**SHORT EXERCISE**
Every line of the material is to be repeated exactly as it stands.
━━━━
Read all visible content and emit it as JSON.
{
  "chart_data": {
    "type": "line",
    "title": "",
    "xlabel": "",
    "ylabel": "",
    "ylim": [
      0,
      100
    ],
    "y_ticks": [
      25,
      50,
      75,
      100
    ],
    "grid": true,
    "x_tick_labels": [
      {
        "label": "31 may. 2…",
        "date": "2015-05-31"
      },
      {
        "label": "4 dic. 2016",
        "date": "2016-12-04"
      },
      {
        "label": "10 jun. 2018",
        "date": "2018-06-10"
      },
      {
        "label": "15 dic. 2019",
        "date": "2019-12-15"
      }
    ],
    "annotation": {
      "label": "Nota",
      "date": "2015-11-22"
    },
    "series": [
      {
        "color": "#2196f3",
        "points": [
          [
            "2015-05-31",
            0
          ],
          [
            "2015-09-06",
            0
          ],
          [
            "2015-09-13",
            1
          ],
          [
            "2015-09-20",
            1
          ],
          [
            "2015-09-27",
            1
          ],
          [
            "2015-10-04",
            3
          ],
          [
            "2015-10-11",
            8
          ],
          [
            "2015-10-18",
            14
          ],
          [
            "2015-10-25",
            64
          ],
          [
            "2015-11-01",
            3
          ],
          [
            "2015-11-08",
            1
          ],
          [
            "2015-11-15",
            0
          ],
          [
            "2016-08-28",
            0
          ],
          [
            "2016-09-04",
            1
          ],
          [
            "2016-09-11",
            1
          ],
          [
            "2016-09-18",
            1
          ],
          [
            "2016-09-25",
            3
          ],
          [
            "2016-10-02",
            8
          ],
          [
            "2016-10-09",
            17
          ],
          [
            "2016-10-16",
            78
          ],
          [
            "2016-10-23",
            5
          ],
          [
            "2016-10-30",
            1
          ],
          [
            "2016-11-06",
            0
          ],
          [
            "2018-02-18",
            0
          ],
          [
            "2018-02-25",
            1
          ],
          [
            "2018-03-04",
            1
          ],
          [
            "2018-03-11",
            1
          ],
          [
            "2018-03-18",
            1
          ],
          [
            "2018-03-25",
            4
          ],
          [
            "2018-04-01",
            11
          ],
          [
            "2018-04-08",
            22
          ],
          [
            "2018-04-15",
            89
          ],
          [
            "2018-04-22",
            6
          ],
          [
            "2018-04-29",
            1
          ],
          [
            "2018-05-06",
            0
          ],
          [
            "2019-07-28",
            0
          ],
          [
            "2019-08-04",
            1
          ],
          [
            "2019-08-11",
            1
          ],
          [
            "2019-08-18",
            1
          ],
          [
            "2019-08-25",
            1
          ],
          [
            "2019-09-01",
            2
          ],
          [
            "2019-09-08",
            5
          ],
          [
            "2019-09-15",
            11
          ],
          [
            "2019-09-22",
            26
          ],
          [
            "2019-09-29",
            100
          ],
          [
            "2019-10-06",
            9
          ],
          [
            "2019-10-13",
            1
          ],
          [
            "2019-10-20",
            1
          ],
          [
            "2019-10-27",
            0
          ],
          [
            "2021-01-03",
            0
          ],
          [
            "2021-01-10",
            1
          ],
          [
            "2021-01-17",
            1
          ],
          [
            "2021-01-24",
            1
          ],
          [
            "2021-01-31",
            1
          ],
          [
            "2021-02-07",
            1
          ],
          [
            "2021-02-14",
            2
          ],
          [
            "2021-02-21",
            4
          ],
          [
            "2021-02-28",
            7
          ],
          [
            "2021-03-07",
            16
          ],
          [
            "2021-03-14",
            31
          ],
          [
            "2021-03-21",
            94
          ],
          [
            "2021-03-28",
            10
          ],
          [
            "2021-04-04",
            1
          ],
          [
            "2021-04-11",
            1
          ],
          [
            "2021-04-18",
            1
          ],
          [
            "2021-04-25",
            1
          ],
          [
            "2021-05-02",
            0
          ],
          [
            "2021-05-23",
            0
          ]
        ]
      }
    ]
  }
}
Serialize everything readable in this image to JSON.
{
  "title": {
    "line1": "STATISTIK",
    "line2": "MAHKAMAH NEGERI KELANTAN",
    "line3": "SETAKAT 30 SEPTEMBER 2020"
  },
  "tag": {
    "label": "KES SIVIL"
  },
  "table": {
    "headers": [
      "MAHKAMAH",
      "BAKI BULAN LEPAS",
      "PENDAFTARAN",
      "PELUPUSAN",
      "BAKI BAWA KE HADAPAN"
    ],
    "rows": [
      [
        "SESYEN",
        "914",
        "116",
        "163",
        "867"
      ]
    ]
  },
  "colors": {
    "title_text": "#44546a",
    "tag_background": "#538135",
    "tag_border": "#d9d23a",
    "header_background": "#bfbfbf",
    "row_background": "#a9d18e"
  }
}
━━━━
**FINAL RESULT**
Read all visible content and emit it as JSON.
{
  "chart_data": {
    "type": "line",
    "title": "",
    "xlabel": "",
    "ylabel": "",
    "ylim": [
      0,
      100
    ],
    "y_ticks": [
      25,
      50,
      75,
      100
    ],
    "grid": true,
    "x_tick_labels": [
      {
        "label": "31 may. 2…",
        "date": "2015-05-31"
      },
      {
        "label": "4 dic. 2016",
        "date": "2016-12-04"
      },
      {
        "label": "10 jun. 2018",
        "date": "2018-06-10"
      },
      {
        "label": "15 dic. 2019",
        "date": "2019-12-15"
      }
    ],
    "annotation": {
      "label": "Nota",
      "date": "2015-11-22"
    },
    "series": [
      {
        "color": "#2196f3",
        "points": [
          [
            "2015-05-31",
            0
          ],
          [
            "2015-09-06",
            0
          ],
          [
            "2015-09-13",
            1
          ],
          [
            "2015-09-20",
            1
          ],
          [
            "2015-09-27",
            1
          ],
          [
            "2015-10-04",
            3
          ],
          [
            "2015-10-11",
            8
          ],
          [
            "2015-10-18",
            14
          ],
          [
            "2015-10-25",
            64
          ],
          [
            "2015-11-01",
            3
          ],
          [
            "2015-11-08",
            1
          ],
          [
            "2015-11-15",
            0
          ],
          [
            "2016-08-28",
            0
          ],
          [
            "2016-09-04",
            1
          ],
          [
            "2016-09-11",
            1
          ],
          [
            "2016-09-18",
            1
          ],
          [
            "2016-09-25",
            3
          ],
          [
            "2016-10-02",
            8
          ],
          [
            "2016-10-09",
            17
          ],
          [
            "2016-10-16",
            78
          ],
          [
            "2016-10-23",
            5
          ],
          [
            "2016-10-30",
            1
          ],
          [
            "2016-11-06",
            0
          ],
          [
            "2018-02-18",
            0
          ],
          [
            "2018-02-25",
            1
          ],
          [
            "2018-03-04",
            1
          ],
          [
            "2018-03-11",
            1
          ],
          [
            "2018-03-18",
            1
          ],
          [
            "2018-03-25",
            4
          ],
          [
            "2018-04-01",
            11
          ],
          [
            "2018-04-08",
            22
          ],
          [
            "2018-04-15",
            89
          ],
          [
            "2018-04-22",
            6
          ],
          [
            "2018-04-29",
            1
          ],
          [
            "2018-05-06",
            0
          ],
          [
            "2019-07-28",
            0
          ],
          [
            "2019-08-04",
            1
          ],
          [
            "2019-08-11",
            1
          ],
          [
            "2019-08-18",
            1
          ],
          [
            "2019-08-25",
            1
          ],
          [
            "2019-09-01",
            2
          ],
          [
            "2019-09-08",
            5
          ],
          [
            "2019-09-15",
            11
          ],
          [
            "2019-09-22",
            26
          ],
          [
            "2019-09-29",
            100
          ],
          [
            "2019-10-06",
            9
          ],
          [
            "2019-10-13",
            1
          ],
          [
            "2019-10-20",
            1
          ],
          [
            "2019-10-27",
            0
          ],
          [
            "2021-01-03",
            0
          ],
          [
            "2021-01-10",
            1
          ],
          [
            "2021-01-17",
            1
          ],
          [
            "2021-01-24",
            1
          ],
          [
            "2021-01-31",
            1
          ],
          [
            "2021-02-07",
            1
          ],
          [
            "2021-02-14",
            2
          ],
          [
            "2021-02-21",
            4
          ],
          [
            "2021-02-28",
            7
          ],
          [
            "2021-03-07",
            16
          ],
          [
            "2021-03-14",
            31
          ],
          [
            "2021-03-21",
            94
          ],
          [
            "2021-03-28",
            10
          ],
          [
            "2021-04-04",
            1
          ],
          [
            "2021-04-11",
            1
          ],
          [
            "2021-04-18",
            1
          ],
          [
            "2021-04-25",
            1
          ],
          [
            "2021-05-02",
            0
          ],
          [
            "2021-05-23",
            0
          ]
        ]
      }
    ]
  }
}
Serialize everything readable in this image to JSON.
{
  "title": {
    "line1": "STATISTIK",
    "line2": "MAHKAMAH NEGERI KELANTAN",
    "line3": "SETAKAT 30 SEPTEMBER 2020"
  },
  "tag": {
    "label": "KES SIVIL"
  },
  "table": {
    "headers": [
      "MAHKAMAH",
      "BAKI BULAN LEPAS",
      "PENDAFTARAN",
      "PELUPUSAN",
      "BAKI BAWA KE HADAPAN"
    ],
    "rows": [
      [
        "SESYEN",
        "914",
        "116",
        "163",
        "867"
      ]
    ]
  },
  "colors": {
    "title_text": "#44546a",
    "tag_background": "#538135",
    "tag_border": "#d9d23a",
    "header_background": "#bfbfbf",
    "row_background": "#a9d18e"
  }
}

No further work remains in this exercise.